>> start Exercise material
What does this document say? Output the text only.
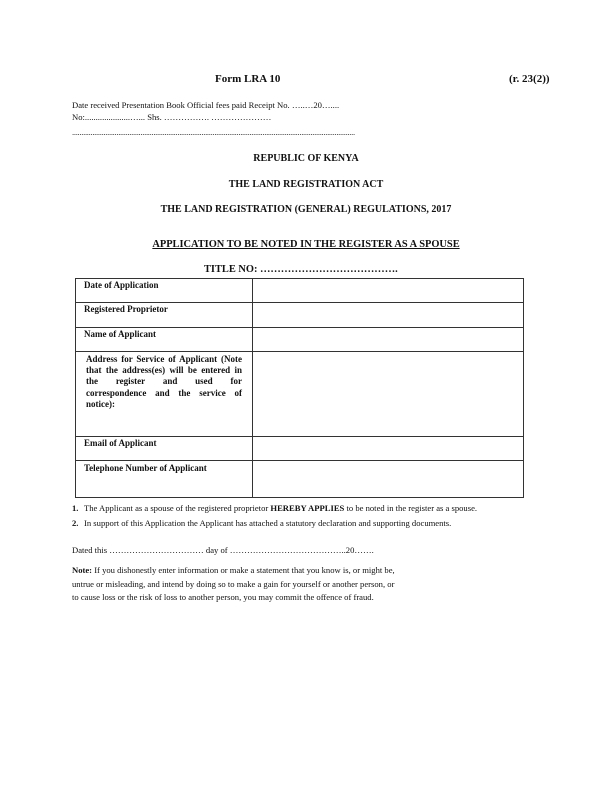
Form LRA 10	(r. 23(2))
Date received Presentation Book Official fees paid Receipt No. …..…20…....
No:.....................…... Shs. ……………. …………………
.........................................................................................................................................................
REPUBLIC OF KENYA
THE LAND REGISTRATION ACT
THE LAND REGISTRATION (GENERAL) REGULATIONS, 2017
APPLICATION TO BE NOTED IN THE REGISTER AS A SPOUSE
TITLE NO: ………………………………….
Date of Application	
Registered Proprietor	
Name of Applicant	
Address for Service of Applicant (Note that the address(es) will be entered in the register and used for correspondence and the service of notice):	
Email of Applicant	
Telephone Number of Applicant	
1. The Applicant as a spouse of the registered proprietor HEREBY APPLIES to be noted in the register as a spouse.
2. In support of this Application the Applicant has attached a statutory declaration and supporting documents.
Dated this …………………………… day of …………………………………..20…….
Note: If you dishonestly enter information or make a statement that you know is, or might be,
untrue or misleading, and intend by doing so to make a gain for yourself or another person, or
to cause loss or the risk of loss to another person, you may commit the offence of fraud.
>> end Exercise material
Do this: Reproduce the material word for word, minus the images.

Exercise output:
What does this document say? Output the text only.
Form LRA 10	(r. 23(2))
Date received Presentation Book Official fees paid Receipt No. …..…20…....
No:.....................…... Shs. ……………. …………………
.........................................................................................................................................................
REPUBLIC OF KENYA
THE LAND REGISTRATION ACT
THE LAND REGISTRATION (GENERAL) REGULATIONS, 2017
APPLICATION TO BE NOTED IN THE REGISTER AS A SPOUSE
TITLE NO: ………………………………….
Date of Application	
Registered Proprietor	
Name of Applicant	
Address for Service of Applicant (Note that the address(es) will be entered in the register and used for correspondence and the service of notice):	
Email of Applicant	
Telephone Number of Applicant	
1. The Applicant as a spouse of the registered proprietor HEREBY APPLIES to be noted in the register as a spouse.
2. In support of this Application the Applicant has attached a statutory declaration and supporting documents.
Dated this …………………………… day of …………………………………..20…….
Note: If you dishonestly enter information or make a statement that you know is, or might be,
untrue or misleading, and intend by doing so to make a gain for yourself or another person, or
to cause loss or the risk of loss to another person, you may commit the offence of fraud.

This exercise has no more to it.